## TASK OBJECTIVE
Pull out each line of the data that includes the word "should".

Records from a data source
-- START --

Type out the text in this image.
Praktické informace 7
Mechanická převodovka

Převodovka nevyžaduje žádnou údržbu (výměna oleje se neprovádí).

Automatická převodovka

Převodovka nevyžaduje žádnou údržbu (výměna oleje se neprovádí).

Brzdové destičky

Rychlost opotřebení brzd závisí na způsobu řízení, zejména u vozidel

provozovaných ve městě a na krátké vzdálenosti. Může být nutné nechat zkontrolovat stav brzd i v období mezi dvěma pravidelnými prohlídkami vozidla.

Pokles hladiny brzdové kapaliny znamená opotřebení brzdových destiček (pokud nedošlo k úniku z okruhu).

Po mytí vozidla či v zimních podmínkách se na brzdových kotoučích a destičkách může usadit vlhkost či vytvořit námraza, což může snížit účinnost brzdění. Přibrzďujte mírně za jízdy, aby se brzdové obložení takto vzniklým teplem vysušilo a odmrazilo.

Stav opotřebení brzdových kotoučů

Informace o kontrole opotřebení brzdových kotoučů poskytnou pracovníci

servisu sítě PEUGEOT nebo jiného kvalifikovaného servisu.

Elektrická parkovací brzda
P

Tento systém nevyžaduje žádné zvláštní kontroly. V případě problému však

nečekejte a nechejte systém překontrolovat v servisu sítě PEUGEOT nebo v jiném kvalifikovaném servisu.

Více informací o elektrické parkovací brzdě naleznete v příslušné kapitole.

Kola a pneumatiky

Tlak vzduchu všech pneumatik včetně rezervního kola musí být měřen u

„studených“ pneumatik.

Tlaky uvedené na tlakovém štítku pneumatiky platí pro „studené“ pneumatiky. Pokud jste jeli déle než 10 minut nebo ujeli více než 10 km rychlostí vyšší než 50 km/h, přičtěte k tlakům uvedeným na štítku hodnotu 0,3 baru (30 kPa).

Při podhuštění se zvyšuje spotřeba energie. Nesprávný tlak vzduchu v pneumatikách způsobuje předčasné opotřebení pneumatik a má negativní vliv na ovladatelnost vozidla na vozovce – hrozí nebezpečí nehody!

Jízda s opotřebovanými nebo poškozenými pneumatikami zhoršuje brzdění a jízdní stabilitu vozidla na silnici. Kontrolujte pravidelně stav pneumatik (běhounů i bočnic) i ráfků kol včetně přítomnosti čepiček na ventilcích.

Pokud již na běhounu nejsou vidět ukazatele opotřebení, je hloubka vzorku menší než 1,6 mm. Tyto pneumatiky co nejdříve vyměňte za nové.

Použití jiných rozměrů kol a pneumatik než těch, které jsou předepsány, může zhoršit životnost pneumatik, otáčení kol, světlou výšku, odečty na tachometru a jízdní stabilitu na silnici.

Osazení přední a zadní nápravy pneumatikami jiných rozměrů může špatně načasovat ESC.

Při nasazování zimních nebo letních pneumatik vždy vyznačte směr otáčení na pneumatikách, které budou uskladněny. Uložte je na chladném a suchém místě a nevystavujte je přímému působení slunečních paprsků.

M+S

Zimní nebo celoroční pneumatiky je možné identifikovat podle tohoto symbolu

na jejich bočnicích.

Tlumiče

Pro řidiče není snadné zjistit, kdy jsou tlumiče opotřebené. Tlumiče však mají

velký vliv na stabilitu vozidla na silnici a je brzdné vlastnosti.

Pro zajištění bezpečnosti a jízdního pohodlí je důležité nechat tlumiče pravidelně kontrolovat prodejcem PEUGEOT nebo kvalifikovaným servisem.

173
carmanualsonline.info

-- END --
-- START --

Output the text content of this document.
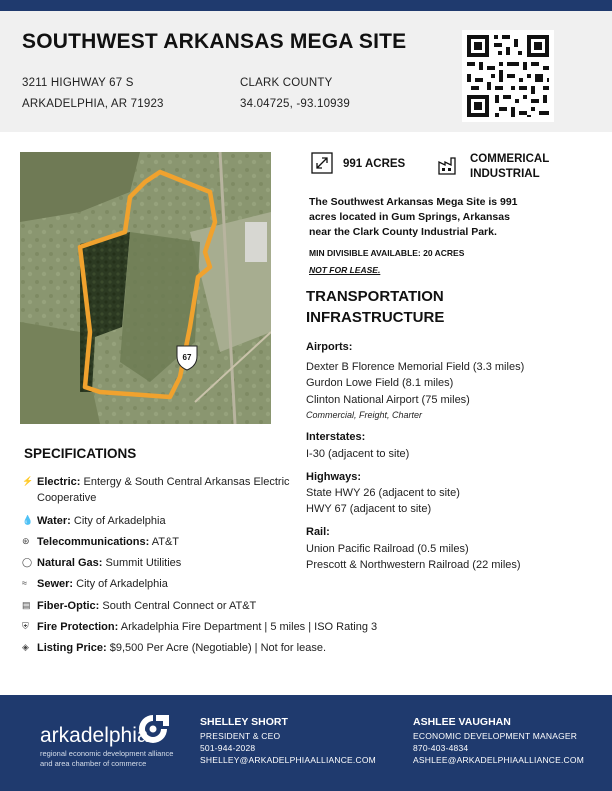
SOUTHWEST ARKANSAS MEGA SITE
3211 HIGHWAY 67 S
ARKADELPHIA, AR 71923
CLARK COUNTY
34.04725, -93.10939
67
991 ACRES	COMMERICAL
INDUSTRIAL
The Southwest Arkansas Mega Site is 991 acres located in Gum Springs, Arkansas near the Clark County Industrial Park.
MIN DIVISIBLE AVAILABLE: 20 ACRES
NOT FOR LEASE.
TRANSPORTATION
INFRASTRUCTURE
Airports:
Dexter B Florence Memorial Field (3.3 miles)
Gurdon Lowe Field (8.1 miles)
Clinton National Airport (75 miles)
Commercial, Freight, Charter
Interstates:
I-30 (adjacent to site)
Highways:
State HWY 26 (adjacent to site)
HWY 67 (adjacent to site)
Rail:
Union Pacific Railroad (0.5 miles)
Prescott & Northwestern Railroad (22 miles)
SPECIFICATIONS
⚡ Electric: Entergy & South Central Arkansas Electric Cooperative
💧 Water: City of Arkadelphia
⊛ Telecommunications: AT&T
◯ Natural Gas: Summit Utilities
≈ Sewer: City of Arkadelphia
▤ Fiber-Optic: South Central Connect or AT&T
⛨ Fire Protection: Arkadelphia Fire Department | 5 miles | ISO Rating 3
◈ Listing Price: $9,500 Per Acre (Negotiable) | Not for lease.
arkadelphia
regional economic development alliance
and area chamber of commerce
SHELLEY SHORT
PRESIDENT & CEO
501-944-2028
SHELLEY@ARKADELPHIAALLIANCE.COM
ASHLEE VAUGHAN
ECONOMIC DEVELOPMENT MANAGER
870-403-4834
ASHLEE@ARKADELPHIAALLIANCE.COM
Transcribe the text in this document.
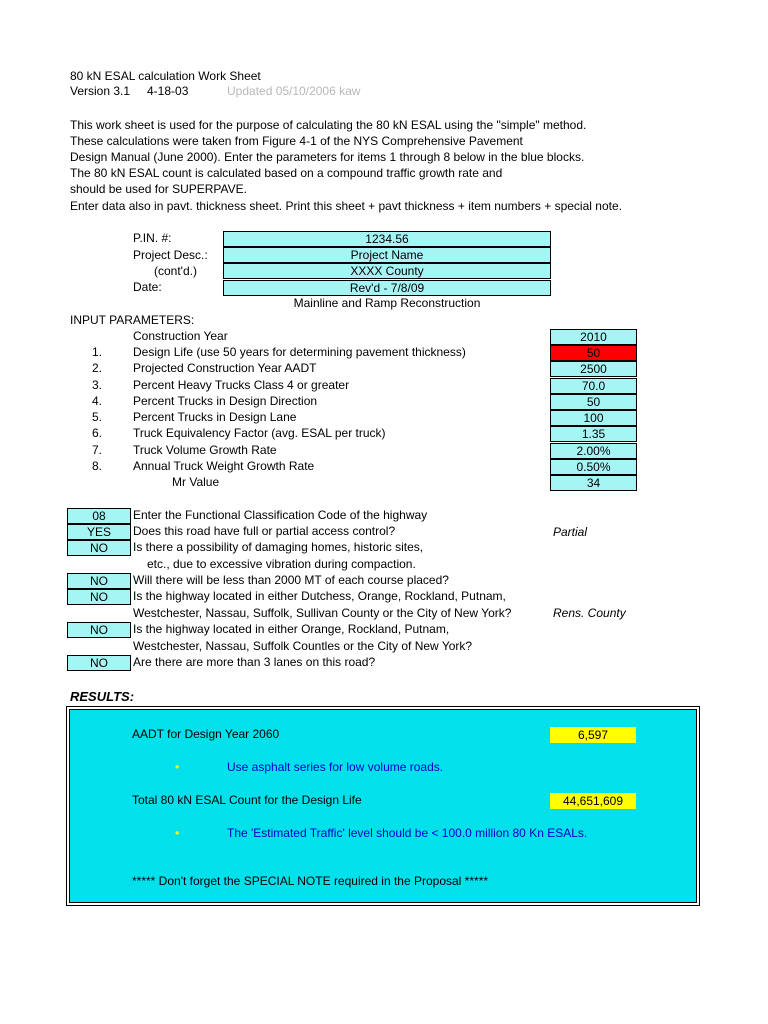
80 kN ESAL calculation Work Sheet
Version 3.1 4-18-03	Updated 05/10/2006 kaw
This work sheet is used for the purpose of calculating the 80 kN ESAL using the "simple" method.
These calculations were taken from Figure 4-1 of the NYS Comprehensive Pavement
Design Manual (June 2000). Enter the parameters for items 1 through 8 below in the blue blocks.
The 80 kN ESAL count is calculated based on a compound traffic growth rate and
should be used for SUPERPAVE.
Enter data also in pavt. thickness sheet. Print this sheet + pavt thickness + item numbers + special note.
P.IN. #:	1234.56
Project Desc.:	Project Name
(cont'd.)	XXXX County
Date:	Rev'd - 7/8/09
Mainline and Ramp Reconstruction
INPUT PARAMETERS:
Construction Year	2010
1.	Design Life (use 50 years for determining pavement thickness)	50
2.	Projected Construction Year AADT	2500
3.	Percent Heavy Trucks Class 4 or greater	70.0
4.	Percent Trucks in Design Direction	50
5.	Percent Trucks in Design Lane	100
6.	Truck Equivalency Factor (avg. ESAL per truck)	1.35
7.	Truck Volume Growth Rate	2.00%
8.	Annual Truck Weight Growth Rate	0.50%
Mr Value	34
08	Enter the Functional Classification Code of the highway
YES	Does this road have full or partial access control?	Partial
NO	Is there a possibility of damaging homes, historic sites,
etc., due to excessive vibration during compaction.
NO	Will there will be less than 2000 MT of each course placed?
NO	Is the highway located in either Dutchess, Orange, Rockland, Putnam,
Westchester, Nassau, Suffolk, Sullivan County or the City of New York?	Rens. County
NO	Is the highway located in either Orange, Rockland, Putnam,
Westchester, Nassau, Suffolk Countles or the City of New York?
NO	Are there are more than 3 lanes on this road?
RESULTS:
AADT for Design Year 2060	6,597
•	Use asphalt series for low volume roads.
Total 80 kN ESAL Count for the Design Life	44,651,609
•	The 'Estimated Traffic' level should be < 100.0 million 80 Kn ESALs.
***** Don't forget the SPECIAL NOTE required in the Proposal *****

-- END --

## ANSWER
should be used for SUPERPAVE.
•	The 'Estimated Traffic' level should be < 100.0 million 80 Kn ESALs.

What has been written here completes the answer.